━━━ Record set

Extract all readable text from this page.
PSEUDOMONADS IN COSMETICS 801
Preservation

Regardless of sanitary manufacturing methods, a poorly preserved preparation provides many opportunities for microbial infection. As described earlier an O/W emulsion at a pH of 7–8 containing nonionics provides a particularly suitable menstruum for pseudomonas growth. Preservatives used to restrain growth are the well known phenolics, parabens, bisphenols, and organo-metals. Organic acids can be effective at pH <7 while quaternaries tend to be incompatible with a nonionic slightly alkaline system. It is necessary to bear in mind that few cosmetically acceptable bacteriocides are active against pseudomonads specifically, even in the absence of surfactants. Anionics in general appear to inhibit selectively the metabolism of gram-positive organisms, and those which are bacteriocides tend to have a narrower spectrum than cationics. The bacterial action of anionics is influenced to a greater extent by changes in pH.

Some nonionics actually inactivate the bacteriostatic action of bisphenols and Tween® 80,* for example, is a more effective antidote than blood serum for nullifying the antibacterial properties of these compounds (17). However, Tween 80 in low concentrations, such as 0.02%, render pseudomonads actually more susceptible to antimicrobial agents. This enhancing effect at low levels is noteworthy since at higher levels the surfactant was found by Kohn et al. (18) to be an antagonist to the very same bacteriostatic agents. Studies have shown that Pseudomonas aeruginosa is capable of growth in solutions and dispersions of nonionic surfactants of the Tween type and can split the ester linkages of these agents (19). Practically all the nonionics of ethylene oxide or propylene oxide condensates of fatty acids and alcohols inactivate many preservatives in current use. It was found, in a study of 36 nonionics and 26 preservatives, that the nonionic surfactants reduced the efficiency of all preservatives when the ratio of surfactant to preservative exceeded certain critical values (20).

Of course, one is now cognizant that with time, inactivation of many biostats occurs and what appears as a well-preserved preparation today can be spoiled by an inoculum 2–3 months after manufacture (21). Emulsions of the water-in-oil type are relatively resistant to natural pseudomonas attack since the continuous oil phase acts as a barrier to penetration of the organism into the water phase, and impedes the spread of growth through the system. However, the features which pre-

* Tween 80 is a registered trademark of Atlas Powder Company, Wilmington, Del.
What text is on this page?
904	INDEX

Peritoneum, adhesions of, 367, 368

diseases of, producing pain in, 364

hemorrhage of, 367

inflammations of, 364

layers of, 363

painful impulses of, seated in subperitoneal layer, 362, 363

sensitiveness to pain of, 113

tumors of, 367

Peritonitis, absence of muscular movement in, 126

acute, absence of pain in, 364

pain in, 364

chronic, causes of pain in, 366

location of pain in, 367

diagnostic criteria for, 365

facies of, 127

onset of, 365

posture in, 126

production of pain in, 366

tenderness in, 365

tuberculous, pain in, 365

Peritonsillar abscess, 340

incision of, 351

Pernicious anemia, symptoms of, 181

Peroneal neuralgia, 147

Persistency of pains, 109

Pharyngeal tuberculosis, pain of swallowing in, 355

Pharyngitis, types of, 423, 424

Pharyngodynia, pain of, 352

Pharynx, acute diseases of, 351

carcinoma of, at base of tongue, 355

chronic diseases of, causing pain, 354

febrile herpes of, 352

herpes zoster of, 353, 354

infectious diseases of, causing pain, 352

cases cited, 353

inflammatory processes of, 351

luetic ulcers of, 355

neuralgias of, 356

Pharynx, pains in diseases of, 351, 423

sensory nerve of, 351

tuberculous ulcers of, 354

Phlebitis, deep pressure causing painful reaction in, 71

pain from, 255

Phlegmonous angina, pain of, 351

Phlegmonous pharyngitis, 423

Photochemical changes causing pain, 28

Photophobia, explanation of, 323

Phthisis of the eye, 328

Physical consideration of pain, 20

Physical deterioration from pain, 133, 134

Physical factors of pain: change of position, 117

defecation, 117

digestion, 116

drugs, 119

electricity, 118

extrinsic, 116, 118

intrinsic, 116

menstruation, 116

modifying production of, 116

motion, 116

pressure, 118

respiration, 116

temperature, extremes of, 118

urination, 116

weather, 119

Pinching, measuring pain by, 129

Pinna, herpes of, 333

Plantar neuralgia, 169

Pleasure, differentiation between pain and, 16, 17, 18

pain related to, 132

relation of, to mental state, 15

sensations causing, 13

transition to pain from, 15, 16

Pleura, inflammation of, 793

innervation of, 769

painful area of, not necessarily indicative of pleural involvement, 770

━━━━━━

What to produce: All of the data above must be set down again exactly.

Answer area:
Extract all readable text from this page.
PSEUDOMONADS IN COSMETICS 801
Preservation

Regardless of sanitary manufacturing methods, a poorly preserved preparation provides many opportunities for microbial infection. As described earlier an O/W emulsion at a pH of 7–8 containing nonionics provides a particularly suitable menstruum for pseudomonas growth. Preservatives used to restrain growth are the well known phenolics, parabens, bisphenols, and organo-metals. Organic acids can be effective at pH <7 while quaternaries tend to be incompatible with a nonionic slightly alkaline system. It is necessary to bear in mind that few cosmetically acceptable bacteriocides are active against pseudomonads specifically, even in the absence of surfactants. Anionics in general appear to inhibit selectively the metabolism of gram-positive organisms, and those which are bacteriocides tend to have a narrower spectrum than cationics. The bacterial action of anionics is influenced to a greater extent by changes in pH.

Some nonionics actually inactivate the bacteriostatic action of bisphenols and Tween® 80,* for example, is a more effective antidote than blood serum for nullifying the antibacterial properties of these compounds (17). However, Tween 80 in low concentrations, such as 0.02%, render pseudomonads actually more susceptible to antimicrobial agents. This enhancing effect at low levels is noteworthy since at higher levels the surfactant was found by Kohn et al. (18) to be an antagonist to the very same bacteriostatic agents. Studies have shown that Pseudomonas aeruginosa is capable of growth in solutions and dispersions of nonionic surfactants of the Tween type and can split the ester linkages of these agents (19). Practically all the nonionics of ethylene oxide or propylene oxide condensates of fatty acids and alcohols inactivate many preservatives in current use. It was found, in a study of 36 nonionics and 26 preservatives, that the nonionic surfactants reduced the efficiency of all preservatives when the ratio of surfactant to preservative exceeded certain critical values (20).

Of course, one is now cognizant that with time, inactivation of many biostats occurs and what appears as a well-preserved preparation today can be spoiled by an inoculum 2–3 months after manufacture (21). Emulsions of the water-in-oil type are relatively resistant to natural pseudomonas attack since the continuous oil phase acts as a barrier to penetration of the organism into the water phase, and impedes the spread of growth through the system. However, the features which pre-

* Tween 80 is a registered trademark of Atlas Powder Company, Wilmington, Del.
What text is on this page?
904	INDEX

Peritoneum, adhesions of, 367, 368

diseases of, producing pain in, 364

hemorrhage of, 367

inflammations of, 364

layers of, 363

painful impulses of, seated in subperitoneal layer, 362, 363

sensitiveness to pain of, 113

tumors of, 367

Peritonitis, absence of muscular movement in, 126

acute, absence of pain in, 364

pain in, 364

chronic, causes of pain in, 366

location of pain in, 367

diagnostic criteria for, 365

facies of, 127

onset of, 365

posture in, 126

production of pain in, 366

tenderness in, 365

tuberculous, pain in, 365

Peritonsillar abscess, 340

incision of, 351

Pernicious anemia, symptoms of, 181

Peroneal neuralgia, 147

Persistency of pains, 109

Pharyngeal tuberculosis, pain of swallowing in, 355

Pharyngitis, types of, 423, 424

Pharyngodynia, pain of, 352

Pharynx, acute diseases of, 351

carcinoma of, at base of tongue, 355

chronic diseases of, causing pain, 354

febrile herpes of, 352

herpes zoster of, 353, 354

infectious diseases of, causing pain, 352

cases cited, 353

inflammatory processes of, 351

luetic ulcers of, 355

neuralgias of, 356

Pharynx, pains in diseases of, 351, 423

sensory nerve of, 351

tuberculous ulcers of, 354

Phlebitis, deep pressure causing painful reaction in, 71

pain from, 255

Phlegmonous angina, pain of, 351

Phlegmonous pharyngitis, 423

Photochemical changes causing pain, 28

Photophobia, explanation of, 323

Phthisis of the eye, 328

Physical consideration of pain, 20

Physical deterioration from pain, 133, 134

Physical factors of pain: change of position, 117

defecation, 117

digestion, 116

drugs, 119

electricity, 118

extrinsic, 116, 118

intrinsic, 116

menstruation, 116

modifying production of, 116

motion, 116

pressure, 118

respiration, 116

temperature, extremes of, 118

urination, 116

weather, 119

Pinching, measuring pain by, 129

Pinna, herpes of, 333

Plantar neuralgia, 169

Pleasure, differentiation between pain and, 16, 17, 18

pain related to, 132

relation of, to mental state, 15

sensations causing, 13

transition to pain from, 15, 16

Pleura, inflammation of, 793

innervation of, 769

painful area of, not necessarily indicative of pleural involvement, 770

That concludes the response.